**RECORDS SUPPLIED:**
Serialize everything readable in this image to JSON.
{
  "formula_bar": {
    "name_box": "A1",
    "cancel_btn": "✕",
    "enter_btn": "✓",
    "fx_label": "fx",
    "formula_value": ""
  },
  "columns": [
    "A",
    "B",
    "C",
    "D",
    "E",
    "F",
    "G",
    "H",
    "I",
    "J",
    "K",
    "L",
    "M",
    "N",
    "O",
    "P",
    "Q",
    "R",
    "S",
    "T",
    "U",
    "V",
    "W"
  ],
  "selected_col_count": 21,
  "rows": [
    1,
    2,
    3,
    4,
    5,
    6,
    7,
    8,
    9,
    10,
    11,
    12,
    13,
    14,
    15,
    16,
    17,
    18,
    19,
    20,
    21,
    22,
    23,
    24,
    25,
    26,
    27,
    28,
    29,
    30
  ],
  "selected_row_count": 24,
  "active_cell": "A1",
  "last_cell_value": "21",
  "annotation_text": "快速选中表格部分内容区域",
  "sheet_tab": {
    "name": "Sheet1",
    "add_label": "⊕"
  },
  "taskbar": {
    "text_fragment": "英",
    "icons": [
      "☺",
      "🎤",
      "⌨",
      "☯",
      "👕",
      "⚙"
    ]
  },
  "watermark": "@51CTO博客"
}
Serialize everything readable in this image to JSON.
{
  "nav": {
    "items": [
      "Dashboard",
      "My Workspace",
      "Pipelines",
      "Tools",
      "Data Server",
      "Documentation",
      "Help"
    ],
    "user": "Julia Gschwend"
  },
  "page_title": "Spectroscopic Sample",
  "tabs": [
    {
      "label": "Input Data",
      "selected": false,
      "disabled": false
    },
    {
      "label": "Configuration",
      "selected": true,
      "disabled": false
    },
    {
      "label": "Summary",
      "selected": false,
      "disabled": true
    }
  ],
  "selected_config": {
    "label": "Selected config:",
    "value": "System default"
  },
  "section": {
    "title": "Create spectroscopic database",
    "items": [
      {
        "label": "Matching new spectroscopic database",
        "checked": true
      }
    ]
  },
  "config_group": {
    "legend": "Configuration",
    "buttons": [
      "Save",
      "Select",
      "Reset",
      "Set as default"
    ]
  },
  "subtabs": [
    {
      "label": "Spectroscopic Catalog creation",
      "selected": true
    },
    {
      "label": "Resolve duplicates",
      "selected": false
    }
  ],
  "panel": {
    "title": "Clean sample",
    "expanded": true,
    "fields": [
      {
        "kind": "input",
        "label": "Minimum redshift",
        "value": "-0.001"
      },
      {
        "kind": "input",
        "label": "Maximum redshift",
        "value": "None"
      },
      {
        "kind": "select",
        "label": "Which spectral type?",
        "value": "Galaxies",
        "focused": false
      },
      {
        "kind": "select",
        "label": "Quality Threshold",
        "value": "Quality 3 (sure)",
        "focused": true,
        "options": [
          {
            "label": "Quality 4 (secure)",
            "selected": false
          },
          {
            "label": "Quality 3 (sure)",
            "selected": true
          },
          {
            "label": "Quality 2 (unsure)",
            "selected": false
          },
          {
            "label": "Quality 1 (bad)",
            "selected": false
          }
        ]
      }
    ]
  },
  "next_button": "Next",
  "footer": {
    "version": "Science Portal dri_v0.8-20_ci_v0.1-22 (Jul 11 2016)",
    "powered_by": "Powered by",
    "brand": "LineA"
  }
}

**REQUIRED WORK:**
Using the data above, reproduce every line exactly.

**THE RESPONSE:**
Serialize everything readable in this image to JSON.
{
  "formula_bar": {
    "name_box": "A1",
    "cancel_btn": "✕",
    "enter_btn": "✓",
    "fx_label": "fx",
    "formula_value": ""
  },
  "columns": [
    "A",
    "B",
    "C",
    "D",
    "E",
    "F",
    "G",
    "H",
    "I",
    "J",
    "K",
    "L",
    "M",
    "N",
    "O",
    "P",
    "Q",
    "R",
    "S",
    "T",
    "U",
    "V",
    "W"
  ],
  "selected_col_count": 21,
  "rows": [
    1,
    2,
    3,
    4,
    5,
    6,
    7,
    8,
    9,
    10,
    11,
    12,
    13,
    14,
    15,
    16,
    17,
    18,
    19,
    20,
    21,
    22,
    23,
    24,
    25,
    26,
    27,
    28,
    29,
    30
  ],
  "selected_row_count": 24,
  "active_cell": "A1",
  "last_cell_value": "21",
  "annotation_text": "快速选中表格部分内容区域",
  "sheet_tab": {
    "name": "Sheet1",
    "add_label": "⊕"
  },
  "taskbar": {
    "text_fragment": "英",
    "icons": [
      "☺",
      "🎤",
      "⌨",
      "☯",
      "👕",
      "⚙"
    ]
  },
  "watermark": "@51CTO博客"
}
Serialize everything readable in this image to JSON.
{
  "nav": {
    "items": [
      "Dashboard",
      "My Workspace",
      "Pipelines",
      "Tools",
      "Data Server",
      "Documentation",
      "Help"
    ],
    "user": "Julia Gschwend"
  },
  "page_title": "Spectroscopic Sample",
  "tabs": [
    {
      "label": "Input Data",
      "selected": false,
      "disabled": false
    },
    {
      "label": "Configuration",
      "selected": true,
      "disabled": false
    },
    {
      "label": "Summary",
      "selected": false,
      "disabled": true
    }
  ],
  "selected_config": {
    "label": "Selected config:",
    "value": "System default"
  },
  "section": {
    "title": "Create spectroscopic database",
    "items": [
      {
        "label": "Matching new spectroscopic database",
        "checked": true
      }
    ]
  },
  "config_group": {
    "legend": "Configuration",
    "buttons": [
      "Save",
      "Select",
      "Reset",
      "Set as default"
    ]
  },
  "subtabs": [
    {
      "label": "Spectroscopic Catalog creation",
      "selected": true
    },
    {
      "label": "Resolve duplicates",
      "selected": false
    }
  ],
  "panel": {
    "title": "Clean sample",
    "expanded": true,
    "fields": [
      {
        "kind": "input",
        "label": "Minimum redshift",
        "value": "-0.001"
      },
      {
        "kind": "input",
        "label": "Maximum redshift",
        "value": "None"
      },
      {
        "kind": "select",
        "label": "Which spectral type?",
        "value": "Galaxies",
        "focused": false
      },
      {
        "kind": "select",
        "label": "Quality Threshold",
        "value": "Quality 3 (sure)",
        "focused": true,
        "options": [
          {
            "label": "Quality 4 (secure)",
            "selected": false
          },
          {
            "label": "Quality 3 (sure)",
            "selected": true
          },
          {
            "label": "Quality 2 (unsure)",
            "selected": false
          },
          {
            "label": "Quality 1 (bad)",
            "selected": false
          }
        ]
      }
    ]
  },
  "next_button": "Next",
  "footer": {
    "version": "Science Portal dri_v0.8-20_ci_v0.1-22 (Jul 11 2016)",
    "powered_by": "Powered by",
    "brand": "LineA"
  }
}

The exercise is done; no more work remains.